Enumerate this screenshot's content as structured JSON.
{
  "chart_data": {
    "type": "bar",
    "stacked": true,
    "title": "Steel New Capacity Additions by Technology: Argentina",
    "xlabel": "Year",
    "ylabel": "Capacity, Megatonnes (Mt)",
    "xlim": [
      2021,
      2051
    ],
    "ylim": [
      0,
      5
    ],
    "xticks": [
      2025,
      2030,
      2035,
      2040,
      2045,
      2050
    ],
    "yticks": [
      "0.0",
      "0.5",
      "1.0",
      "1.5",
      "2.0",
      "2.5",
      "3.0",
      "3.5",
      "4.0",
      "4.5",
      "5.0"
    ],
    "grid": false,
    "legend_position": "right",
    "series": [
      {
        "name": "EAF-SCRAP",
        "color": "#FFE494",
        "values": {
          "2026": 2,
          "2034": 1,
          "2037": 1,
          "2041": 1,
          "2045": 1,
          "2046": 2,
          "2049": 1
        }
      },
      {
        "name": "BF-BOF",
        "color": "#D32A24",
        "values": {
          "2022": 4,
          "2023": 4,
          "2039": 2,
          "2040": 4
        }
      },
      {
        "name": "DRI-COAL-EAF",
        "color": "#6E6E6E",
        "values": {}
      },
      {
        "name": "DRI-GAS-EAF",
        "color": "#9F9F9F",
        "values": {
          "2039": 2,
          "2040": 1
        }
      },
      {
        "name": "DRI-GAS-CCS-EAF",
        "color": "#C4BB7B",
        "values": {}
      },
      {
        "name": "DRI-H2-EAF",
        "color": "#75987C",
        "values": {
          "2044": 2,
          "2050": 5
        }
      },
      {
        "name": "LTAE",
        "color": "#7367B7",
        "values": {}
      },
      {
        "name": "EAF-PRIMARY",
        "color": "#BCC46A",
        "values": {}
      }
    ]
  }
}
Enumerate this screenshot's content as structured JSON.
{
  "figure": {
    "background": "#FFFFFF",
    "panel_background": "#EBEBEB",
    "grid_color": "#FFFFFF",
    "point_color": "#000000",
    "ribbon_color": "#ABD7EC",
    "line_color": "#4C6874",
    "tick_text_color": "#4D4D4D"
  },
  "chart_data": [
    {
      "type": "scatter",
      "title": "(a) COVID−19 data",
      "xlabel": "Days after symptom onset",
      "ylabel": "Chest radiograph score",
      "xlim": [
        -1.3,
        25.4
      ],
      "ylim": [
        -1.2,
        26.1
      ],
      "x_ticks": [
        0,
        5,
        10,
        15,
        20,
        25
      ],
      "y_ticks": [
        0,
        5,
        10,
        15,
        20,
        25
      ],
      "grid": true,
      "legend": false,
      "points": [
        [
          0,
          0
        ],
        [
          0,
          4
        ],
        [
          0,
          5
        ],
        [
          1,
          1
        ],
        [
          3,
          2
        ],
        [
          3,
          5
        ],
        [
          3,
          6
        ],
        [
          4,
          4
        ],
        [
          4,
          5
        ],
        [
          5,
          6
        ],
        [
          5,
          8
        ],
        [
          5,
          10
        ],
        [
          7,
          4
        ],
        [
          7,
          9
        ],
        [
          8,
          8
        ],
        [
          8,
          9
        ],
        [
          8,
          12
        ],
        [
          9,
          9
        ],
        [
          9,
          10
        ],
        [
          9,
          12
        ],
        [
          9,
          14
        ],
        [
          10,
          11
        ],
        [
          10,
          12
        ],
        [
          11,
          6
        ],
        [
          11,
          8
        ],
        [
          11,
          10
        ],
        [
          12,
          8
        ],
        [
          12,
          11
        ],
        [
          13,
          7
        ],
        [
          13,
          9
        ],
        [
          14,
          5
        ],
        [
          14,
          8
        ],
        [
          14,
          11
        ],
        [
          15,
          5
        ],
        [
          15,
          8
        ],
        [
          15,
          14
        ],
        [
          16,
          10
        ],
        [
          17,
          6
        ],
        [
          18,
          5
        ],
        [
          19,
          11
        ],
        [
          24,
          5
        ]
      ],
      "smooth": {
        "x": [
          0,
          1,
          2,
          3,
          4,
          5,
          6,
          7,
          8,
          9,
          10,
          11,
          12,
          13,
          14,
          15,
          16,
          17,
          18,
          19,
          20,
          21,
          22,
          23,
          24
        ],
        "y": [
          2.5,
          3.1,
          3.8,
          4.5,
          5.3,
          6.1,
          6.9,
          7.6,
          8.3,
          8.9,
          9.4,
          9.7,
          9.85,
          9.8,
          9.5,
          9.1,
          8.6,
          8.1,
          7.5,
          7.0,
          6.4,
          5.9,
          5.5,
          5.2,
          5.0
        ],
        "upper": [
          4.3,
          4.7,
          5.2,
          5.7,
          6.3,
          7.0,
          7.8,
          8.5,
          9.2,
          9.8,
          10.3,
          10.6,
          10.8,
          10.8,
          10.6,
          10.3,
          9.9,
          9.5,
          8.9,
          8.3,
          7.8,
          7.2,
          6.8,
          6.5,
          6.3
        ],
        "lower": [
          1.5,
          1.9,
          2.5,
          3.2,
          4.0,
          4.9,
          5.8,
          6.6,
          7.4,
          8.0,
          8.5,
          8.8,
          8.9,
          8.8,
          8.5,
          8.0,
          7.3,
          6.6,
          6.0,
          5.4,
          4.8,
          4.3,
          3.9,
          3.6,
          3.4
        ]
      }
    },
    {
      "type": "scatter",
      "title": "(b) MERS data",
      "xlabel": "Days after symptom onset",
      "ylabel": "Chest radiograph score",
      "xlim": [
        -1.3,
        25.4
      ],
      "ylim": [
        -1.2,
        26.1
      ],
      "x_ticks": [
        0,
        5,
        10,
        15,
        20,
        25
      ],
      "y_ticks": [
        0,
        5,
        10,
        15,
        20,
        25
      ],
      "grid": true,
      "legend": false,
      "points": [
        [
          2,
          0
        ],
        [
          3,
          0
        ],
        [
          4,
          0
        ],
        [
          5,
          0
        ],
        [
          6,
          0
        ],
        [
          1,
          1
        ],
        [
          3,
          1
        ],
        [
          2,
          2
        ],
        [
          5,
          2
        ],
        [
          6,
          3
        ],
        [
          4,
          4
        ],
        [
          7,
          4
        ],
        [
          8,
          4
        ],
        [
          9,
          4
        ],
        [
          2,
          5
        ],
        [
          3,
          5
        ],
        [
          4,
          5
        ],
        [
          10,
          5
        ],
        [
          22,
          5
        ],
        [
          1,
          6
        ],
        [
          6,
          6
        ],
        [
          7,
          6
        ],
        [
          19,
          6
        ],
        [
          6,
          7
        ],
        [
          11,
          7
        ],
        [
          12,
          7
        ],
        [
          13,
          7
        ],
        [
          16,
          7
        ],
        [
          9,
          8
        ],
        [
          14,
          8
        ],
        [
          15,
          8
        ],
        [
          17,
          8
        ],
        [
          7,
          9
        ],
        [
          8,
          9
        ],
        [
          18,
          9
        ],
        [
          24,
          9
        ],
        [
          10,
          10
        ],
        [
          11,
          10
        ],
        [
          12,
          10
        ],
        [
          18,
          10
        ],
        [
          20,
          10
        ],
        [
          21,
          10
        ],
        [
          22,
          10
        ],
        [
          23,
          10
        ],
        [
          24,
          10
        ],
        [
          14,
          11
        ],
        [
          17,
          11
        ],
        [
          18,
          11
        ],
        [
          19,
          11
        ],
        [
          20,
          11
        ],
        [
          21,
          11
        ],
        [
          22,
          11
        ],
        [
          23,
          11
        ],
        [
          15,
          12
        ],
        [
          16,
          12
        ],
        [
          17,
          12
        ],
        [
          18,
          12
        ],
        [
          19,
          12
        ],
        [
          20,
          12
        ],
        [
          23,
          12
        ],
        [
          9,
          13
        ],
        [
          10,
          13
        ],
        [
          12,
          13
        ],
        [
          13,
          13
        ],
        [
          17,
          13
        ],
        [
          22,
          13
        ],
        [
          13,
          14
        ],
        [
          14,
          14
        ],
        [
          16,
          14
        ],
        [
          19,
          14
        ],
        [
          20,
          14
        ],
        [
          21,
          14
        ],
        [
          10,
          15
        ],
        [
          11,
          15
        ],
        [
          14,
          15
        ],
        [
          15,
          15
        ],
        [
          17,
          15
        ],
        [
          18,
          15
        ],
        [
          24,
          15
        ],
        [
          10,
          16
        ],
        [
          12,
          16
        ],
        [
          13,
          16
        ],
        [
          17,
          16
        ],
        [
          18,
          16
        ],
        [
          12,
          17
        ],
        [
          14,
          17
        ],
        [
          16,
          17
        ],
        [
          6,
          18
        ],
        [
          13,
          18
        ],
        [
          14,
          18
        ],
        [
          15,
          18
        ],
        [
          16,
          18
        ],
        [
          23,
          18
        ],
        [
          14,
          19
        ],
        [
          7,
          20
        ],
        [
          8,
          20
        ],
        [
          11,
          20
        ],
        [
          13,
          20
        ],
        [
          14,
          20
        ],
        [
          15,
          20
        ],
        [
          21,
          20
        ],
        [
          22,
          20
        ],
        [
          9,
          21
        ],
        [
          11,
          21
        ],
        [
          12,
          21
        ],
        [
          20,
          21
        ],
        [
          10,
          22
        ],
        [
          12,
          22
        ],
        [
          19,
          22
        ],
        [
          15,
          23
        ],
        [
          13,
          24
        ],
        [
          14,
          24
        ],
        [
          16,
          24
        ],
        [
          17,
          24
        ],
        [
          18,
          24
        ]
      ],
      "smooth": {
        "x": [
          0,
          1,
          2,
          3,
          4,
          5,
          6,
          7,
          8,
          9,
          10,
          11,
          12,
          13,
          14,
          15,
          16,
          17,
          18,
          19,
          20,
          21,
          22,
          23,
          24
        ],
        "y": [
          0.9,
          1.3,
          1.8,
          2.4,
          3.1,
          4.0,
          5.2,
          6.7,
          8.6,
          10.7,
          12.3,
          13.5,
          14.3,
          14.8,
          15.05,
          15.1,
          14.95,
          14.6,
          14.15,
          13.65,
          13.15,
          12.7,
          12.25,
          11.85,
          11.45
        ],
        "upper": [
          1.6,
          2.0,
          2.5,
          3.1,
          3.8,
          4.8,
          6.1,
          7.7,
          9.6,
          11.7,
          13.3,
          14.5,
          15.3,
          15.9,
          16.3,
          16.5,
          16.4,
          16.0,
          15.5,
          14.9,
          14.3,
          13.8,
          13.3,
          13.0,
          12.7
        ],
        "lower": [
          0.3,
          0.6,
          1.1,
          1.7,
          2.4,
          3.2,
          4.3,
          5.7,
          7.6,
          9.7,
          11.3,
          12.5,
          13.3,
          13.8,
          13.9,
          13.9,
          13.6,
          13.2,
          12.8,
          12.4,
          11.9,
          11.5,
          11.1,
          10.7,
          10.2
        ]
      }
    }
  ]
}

^^^^^^^^

Read the data above and count the lines that include "Capacity". Answer only with the count.

2